**Consigne:** Dans le texte sur les Slaves ci-dessous, mettez sous forme de liste le paragraphe qui commence par « Il existe trois sous-groupes de Slaves », en gardant chaque peuple cité.

**Texte donné:**
* * * * *

Premièrement, il est important de se rappeler à quel point les Slaves sont répandus. Si, selon les historiens, ils sont originaires d’une région relativement petite comprise entre l’Elbe et l’Oder à l’ouest et le Dniepr et le Dniestr à l’est, les Slaves sont maintenant répandus dans toute l’Europe de l’Est et (en ce qui concerne les Russes) en Asie du nord.

Il existe trois sous-groupes de Slaves : les Slaves occidentaux (Tchèques, Cachoubes, Moraves, Polonais, Silésiens, Slovaques et Sorabes), les Slaves du Sud (Bosniaques, Bulgares, Croates, Macédoniens, Monténégrins, Serbes et Slovènes) et les Slaves de l’Est (Biélorusses, Russes et Ukrainiens).

Ils partagent en outre le même héritage linguistique. Comme le souligne Oleg Balanovski, chercheur à l’Institut de génétique générale Vavilov, « les Slaves parlent des langues qui ont la même racine, la langue proto-slave ». C’est tout. Des racines linguistiques communes - et rien de plus.

Histoire troublée

« Les Slaves appartenaient à une ethnie, mais depuis de nombreux siècles, ils ne représentent plus qu'une famille de langues, confirme l'archéologue Leo Klejn dans un article dénonçant les théories sur « l'ADN spécial slave ». Il n’existe pas de race slave, d’unité politique slave, de culture slave spécifique. Maintenant, nous n’avons même pas de langue slave, mais seulement des langues différentes proches les unes des autres ».

En parlant d’unité politique, il est difficile d’en imaginer une étant donné que les nations slaves ont connu de nombreux conflits et se sont fait la guerre de temps à autre. Les relations russo-polonaises, par exemple, sont ternies par les trois partitions de l’État polono-lituanien entre la Russie, l'Autriche-Hongrie et la Prusse, qui se sont déroulées au XVIIIe siècle et ont mis fin à 123 ans d'existence de la Pologne souveraine.

* * * * *

**Données fournies:**

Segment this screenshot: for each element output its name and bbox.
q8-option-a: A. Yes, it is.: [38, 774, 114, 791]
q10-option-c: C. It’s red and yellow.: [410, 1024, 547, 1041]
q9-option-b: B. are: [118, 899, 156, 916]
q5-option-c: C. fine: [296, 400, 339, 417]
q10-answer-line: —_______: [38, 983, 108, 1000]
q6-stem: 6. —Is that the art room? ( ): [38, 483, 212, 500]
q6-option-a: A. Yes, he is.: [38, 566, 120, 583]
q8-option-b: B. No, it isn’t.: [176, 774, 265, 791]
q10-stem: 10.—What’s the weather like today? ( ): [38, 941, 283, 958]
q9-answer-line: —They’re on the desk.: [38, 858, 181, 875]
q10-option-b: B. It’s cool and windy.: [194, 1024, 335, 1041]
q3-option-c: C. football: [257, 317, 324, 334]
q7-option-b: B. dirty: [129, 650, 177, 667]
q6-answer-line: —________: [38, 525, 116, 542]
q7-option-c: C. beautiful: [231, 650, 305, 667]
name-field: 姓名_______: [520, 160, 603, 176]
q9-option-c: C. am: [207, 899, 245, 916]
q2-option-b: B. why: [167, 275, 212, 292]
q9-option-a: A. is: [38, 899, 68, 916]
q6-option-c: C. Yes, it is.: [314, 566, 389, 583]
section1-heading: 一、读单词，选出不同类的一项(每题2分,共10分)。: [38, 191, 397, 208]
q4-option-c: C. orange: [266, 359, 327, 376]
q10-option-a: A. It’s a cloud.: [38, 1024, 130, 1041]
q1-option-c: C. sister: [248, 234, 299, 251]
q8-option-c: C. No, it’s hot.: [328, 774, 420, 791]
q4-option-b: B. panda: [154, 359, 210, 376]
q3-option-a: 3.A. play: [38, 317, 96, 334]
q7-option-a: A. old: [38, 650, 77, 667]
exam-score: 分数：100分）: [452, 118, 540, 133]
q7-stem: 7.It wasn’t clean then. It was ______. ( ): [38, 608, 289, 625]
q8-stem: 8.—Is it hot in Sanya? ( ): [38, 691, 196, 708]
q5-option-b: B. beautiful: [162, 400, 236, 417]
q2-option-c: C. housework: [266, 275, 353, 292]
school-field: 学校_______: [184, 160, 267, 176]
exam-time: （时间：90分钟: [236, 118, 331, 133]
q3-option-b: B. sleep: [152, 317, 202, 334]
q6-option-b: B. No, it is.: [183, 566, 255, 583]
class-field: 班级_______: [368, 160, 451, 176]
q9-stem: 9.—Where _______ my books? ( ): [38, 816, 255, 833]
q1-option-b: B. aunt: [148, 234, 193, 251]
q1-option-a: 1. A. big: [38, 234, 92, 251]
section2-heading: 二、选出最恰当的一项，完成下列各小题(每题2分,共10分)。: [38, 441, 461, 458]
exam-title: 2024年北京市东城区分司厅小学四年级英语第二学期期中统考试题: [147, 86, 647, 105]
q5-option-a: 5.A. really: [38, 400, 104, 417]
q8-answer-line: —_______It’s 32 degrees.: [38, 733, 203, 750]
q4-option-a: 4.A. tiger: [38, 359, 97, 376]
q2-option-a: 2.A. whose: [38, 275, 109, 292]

* * * * *

**Réponse:**
Les trois sous-groupes de Slaves :
- Slaves occidentaux : Tchèques, Cachoubes, Moraves, Polonais, Silésiens, Slovaques, Sorabes
- Slaves du Sud : Bosniaques, Bulgares, Croates, Macédoniens, Monténégrins, Serbes, Slovènes
- Slaves de l'Est : Biélorusses, Russes, Ukrainiens